• Problem requirements: Return each line of the records holding the string "this".
((
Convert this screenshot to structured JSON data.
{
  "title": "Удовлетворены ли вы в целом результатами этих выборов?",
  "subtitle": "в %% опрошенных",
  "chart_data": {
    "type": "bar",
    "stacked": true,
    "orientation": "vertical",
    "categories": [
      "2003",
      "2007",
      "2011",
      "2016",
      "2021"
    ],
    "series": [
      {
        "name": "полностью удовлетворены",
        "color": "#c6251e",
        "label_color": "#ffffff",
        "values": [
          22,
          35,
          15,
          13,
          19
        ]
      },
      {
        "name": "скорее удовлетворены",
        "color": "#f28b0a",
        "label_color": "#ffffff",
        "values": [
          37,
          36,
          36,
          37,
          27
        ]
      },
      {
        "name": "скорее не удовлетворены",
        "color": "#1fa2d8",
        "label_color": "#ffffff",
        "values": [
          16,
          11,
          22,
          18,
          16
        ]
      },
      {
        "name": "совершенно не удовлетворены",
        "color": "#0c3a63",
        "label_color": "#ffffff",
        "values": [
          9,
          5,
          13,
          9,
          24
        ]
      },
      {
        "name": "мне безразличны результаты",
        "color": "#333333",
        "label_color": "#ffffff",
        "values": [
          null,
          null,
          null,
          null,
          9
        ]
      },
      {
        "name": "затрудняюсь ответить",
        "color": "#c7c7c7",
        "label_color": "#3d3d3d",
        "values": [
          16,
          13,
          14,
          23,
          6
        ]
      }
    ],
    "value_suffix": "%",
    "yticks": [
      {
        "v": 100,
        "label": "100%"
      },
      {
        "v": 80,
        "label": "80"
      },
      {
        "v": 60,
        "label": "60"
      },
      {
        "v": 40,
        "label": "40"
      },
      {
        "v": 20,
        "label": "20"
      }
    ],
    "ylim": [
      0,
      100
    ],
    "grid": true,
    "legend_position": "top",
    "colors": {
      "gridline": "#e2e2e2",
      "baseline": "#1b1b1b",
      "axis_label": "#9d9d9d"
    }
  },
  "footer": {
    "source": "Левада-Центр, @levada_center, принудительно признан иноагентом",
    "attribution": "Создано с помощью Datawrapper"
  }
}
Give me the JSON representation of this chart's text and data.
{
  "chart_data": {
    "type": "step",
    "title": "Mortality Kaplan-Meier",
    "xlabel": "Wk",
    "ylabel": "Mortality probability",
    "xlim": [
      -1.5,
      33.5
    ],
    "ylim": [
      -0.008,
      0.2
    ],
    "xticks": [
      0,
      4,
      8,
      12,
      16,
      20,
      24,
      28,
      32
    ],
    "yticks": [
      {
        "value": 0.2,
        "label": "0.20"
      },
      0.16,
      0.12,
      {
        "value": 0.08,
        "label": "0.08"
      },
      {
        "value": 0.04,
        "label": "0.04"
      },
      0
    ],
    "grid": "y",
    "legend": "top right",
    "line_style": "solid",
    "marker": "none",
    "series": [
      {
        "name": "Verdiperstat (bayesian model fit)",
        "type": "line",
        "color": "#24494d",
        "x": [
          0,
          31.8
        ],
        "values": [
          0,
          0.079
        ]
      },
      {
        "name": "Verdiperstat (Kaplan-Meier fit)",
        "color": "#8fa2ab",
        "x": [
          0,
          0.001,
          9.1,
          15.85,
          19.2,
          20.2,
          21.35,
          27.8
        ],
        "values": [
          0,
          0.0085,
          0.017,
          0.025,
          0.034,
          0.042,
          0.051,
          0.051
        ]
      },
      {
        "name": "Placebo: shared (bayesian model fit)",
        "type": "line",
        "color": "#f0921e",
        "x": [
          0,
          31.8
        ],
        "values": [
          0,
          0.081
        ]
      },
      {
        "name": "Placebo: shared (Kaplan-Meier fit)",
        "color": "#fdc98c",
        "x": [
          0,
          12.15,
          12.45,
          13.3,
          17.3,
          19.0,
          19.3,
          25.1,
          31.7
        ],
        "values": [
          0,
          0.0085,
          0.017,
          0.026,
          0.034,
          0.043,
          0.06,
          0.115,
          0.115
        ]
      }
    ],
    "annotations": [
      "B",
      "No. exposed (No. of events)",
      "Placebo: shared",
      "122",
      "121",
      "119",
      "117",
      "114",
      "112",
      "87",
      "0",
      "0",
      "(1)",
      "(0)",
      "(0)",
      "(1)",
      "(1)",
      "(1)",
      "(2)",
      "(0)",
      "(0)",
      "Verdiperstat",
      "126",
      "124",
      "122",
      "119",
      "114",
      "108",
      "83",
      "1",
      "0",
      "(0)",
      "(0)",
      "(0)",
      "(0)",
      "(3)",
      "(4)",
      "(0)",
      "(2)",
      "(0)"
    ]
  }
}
))
• Complete output:
Convert this screenshot to structured JSON data.
Give me the JSON representation of this chart's text and data.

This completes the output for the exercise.